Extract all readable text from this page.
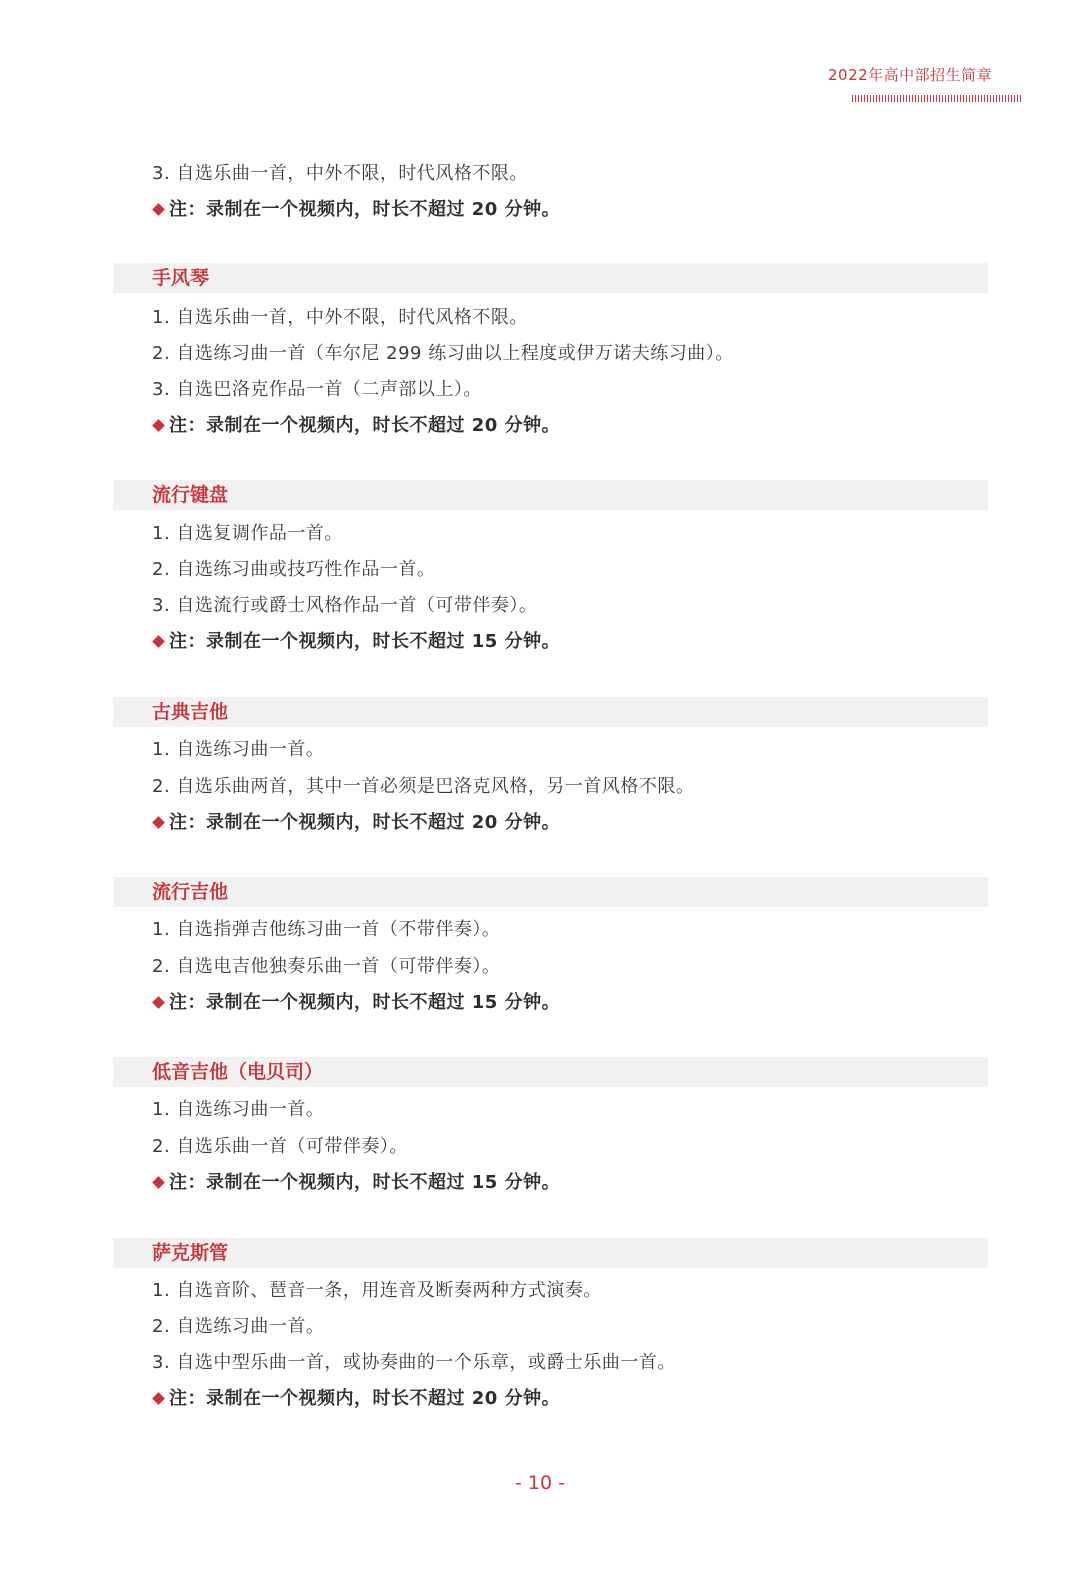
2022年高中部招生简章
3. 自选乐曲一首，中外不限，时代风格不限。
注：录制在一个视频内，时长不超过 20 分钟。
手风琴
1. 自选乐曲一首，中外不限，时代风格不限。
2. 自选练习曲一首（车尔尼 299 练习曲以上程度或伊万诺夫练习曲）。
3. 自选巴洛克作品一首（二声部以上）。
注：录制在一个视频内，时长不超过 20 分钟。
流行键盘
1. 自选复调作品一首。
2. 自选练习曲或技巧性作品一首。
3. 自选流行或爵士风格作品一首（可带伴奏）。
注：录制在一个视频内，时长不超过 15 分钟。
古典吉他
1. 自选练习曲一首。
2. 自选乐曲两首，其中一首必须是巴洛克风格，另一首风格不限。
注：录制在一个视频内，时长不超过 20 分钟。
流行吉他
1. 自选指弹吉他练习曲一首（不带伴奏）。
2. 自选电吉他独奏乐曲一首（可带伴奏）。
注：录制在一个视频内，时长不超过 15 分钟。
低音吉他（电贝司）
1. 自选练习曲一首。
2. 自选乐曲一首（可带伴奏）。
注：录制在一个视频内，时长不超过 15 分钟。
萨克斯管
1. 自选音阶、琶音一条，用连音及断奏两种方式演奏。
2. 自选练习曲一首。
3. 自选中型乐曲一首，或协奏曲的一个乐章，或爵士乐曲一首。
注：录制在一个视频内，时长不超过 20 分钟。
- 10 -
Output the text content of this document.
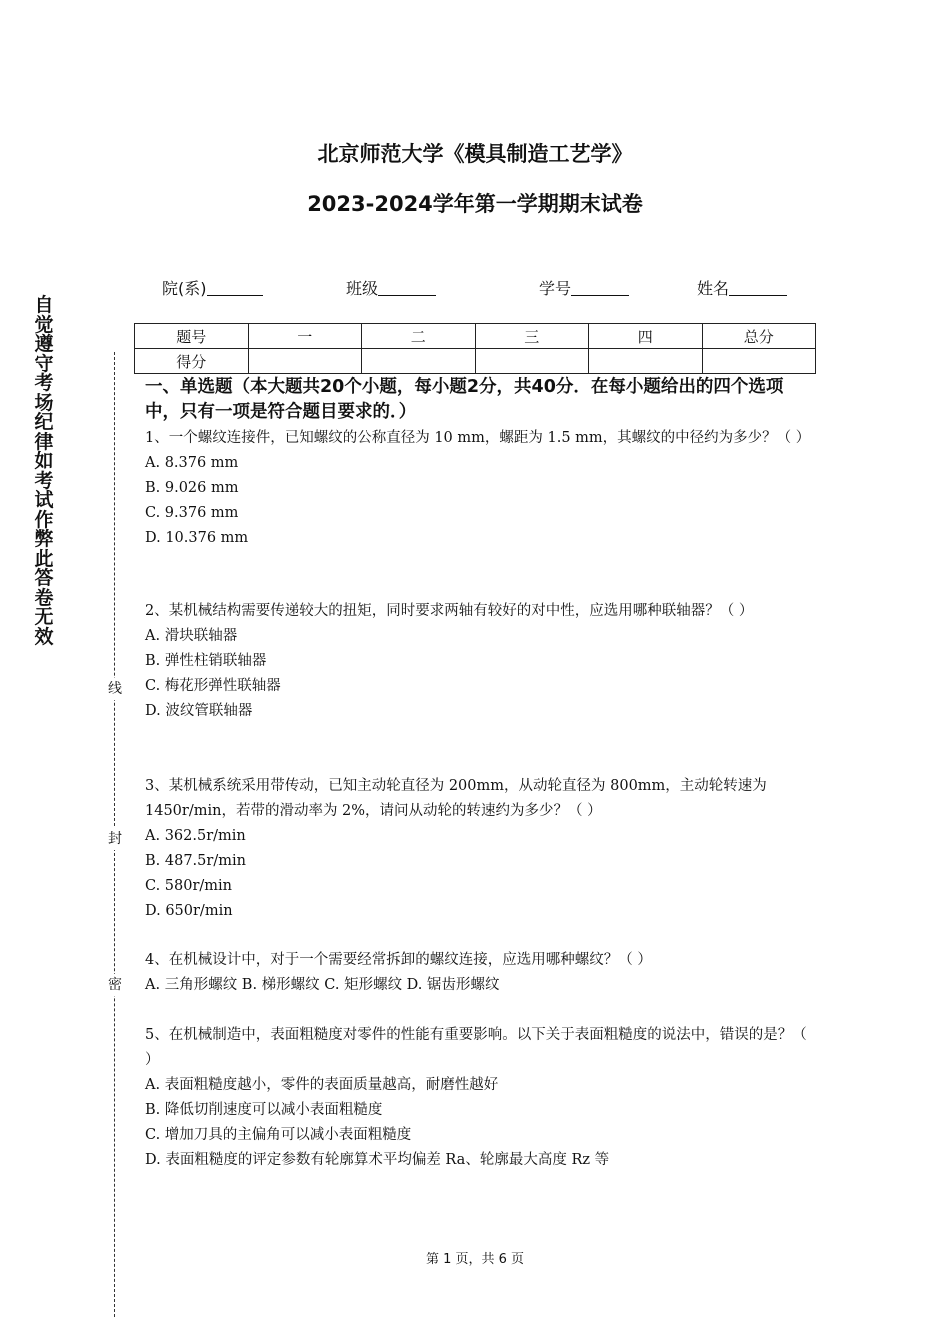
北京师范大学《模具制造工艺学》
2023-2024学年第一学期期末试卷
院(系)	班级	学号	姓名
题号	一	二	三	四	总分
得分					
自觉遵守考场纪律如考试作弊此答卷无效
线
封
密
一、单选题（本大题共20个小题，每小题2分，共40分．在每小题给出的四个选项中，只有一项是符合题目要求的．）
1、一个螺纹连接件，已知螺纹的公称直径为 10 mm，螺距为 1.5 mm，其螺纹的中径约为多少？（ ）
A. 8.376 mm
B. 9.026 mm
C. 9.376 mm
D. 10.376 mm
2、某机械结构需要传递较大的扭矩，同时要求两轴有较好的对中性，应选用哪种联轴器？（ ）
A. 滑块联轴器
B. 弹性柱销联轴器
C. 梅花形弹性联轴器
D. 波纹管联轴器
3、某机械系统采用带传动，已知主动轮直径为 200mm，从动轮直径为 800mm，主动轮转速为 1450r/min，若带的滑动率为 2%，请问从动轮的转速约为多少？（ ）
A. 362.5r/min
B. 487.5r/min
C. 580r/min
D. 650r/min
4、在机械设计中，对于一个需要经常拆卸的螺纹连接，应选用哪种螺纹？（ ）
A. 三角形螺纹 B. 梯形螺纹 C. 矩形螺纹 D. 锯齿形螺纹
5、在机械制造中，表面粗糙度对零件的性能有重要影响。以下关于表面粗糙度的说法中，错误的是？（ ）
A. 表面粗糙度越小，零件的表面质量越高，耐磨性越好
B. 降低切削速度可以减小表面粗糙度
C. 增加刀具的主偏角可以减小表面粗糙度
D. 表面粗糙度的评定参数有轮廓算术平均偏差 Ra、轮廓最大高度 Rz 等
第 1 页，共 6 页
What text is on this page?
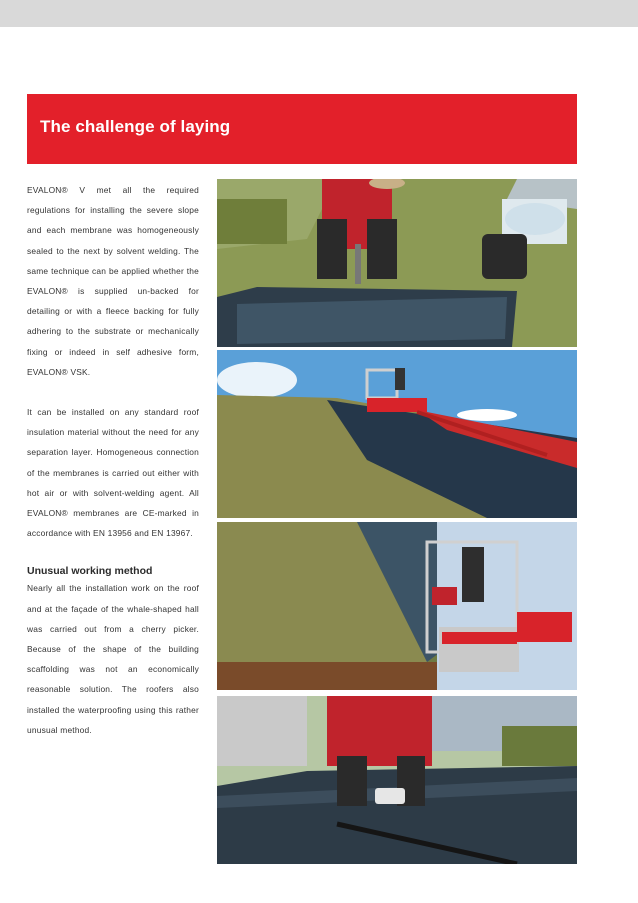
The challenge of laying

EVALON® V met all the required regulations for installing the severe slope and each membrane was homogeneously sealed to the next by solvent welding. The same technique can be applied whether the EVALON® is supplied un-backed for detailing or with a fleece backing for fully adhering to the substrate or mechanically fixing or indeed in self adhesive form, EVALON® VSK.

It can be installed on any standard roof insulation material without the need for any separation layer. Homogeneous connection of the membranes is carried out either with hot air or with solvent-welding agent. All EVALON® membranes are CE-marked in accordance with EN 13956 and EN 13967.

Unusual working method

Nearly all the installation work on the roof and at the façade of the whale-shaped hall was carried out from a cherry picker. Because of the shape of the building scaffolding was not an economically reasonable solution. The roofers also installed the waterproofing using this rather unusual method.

———

• [EXERCISE REQUIREMENTS]: Check each line of the records for the word "text", and show the lines that contain it.

• [EXERCISE OUTPUT]:
Extract all readable text from this page.
Output the text content of this document.
What text is on this page?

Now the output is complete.